• _Consigne A_
Quel ouvrage de Giorgio Agamben l’extrait de page cite-t-il ?
• _Consigne B_
Les affirmations suivantes concordent-elles avec l’extrait de page ? Répondez à chacune par oui ou par non, en citant les mots décisifs du texte : (i) la Gorgone porte aussi le nom de Méduse ; (ii) on représentait la Gorgone avec une chevelure de plumes ; (iii) l’ouvrage d’Agamben a paru en français en 1998.

• _Extrait de page_

Qu’est-ce qu’être humain : Regarder l’effroyable

« Considérez si c’est un homme. Considérez si c’est une femme. »


Cet article s’inscrit dans la série « Qu’est-ce qu’être humain ? »


La Gorgone, vous connaissez ?      

La Grèce antique a fourni à l’Europe bon nombre de mythes, exprimant des réalités humaines, de manière symbolique. Il en est ainsi de celui de la Gorgone, encore appelée Méduse. On la représentait sous la forme d’un monstre ailé, avec un corps de femme, et une chevelure de serpents. Mais sa principale caractéristique, ce sont ses yeux, ayant le pouvoir de pétrifier quiconque croise leur regard.

On a recours à ce mythe pour évoquer un point limite à notre regard : ce que l’on ne peut, ou bien ne veut pas regarder. L’Histoire du XXe siècle nous confronte-elle, aujourd’hui encore, à un « irregardable », un impensable ? Oui. C’est l’opinion exprimée par le grand philosophe contemporain Giorgio Agamben, dans l’ouvrage Ce qui reste d’Auschwitz, publié en Italie en 1998, et en français l’année suivante.

La lecture de cet ouvrage a représenté, pour moi, un choc, et cette réflexion y est directement reliée. Comme l’affirme son titre, pour Agamben, il reste quelque chose d’Auschwitz, et ce « quelque chose » nous confronte à la Gorgone, dans la mesure où « cela » est insupportable.

Mais de quoi s’agit-il ?

• _Données brutes_
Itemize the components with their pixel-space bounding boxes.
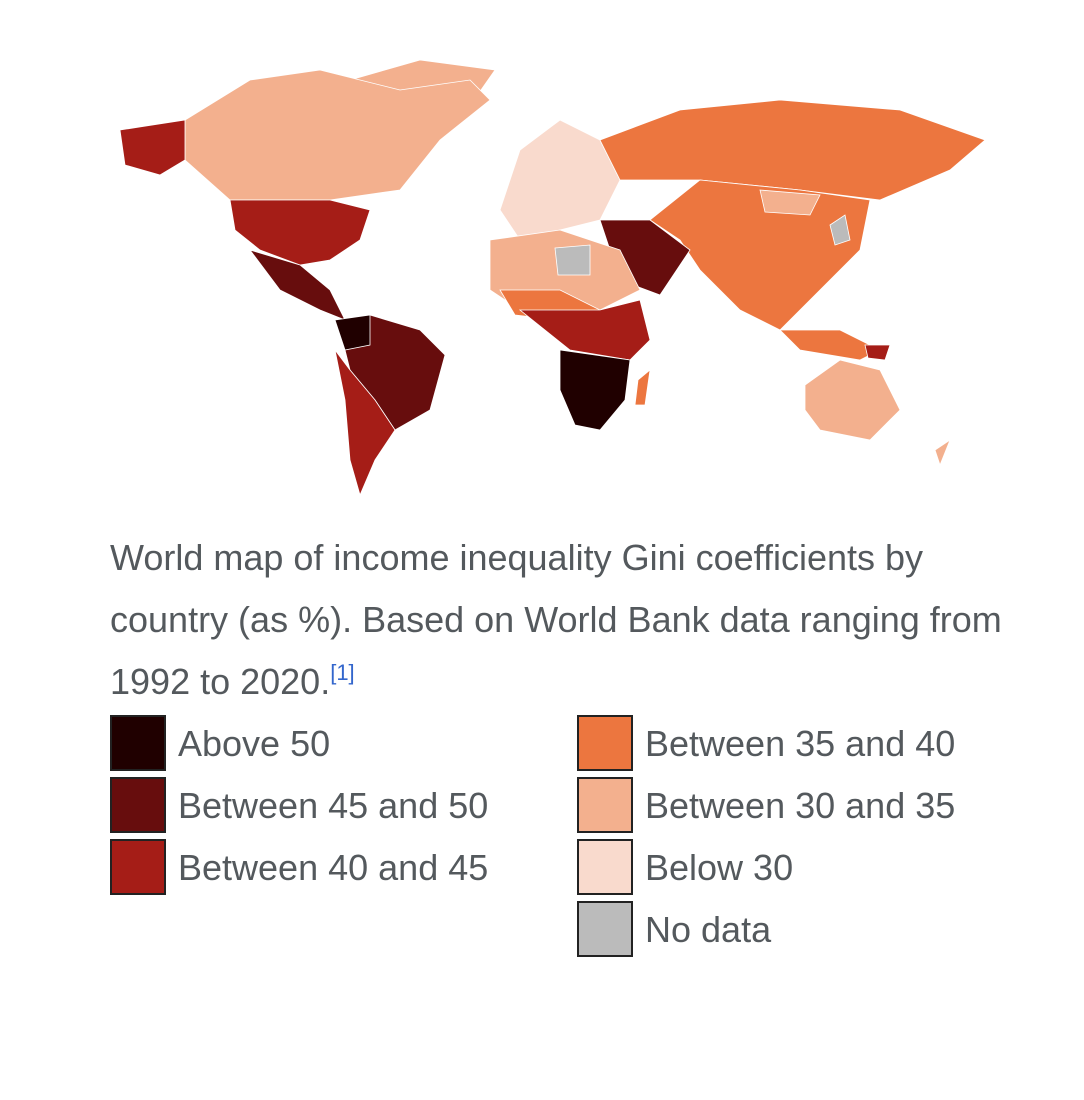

• _Réponse A_
Ce qui reste d’Auschwitz, publié en Italie en 1998 et en français l’année suivante.

• _Réponse B_
(i) Oui : « Il en est ainsi de celui de la Gorgone, encore appelée Méduse. »
(ii) Non : « une chevelure de serpents ».
(iii) Non : « publié en Italie en 1998, et en français l’année suivante ».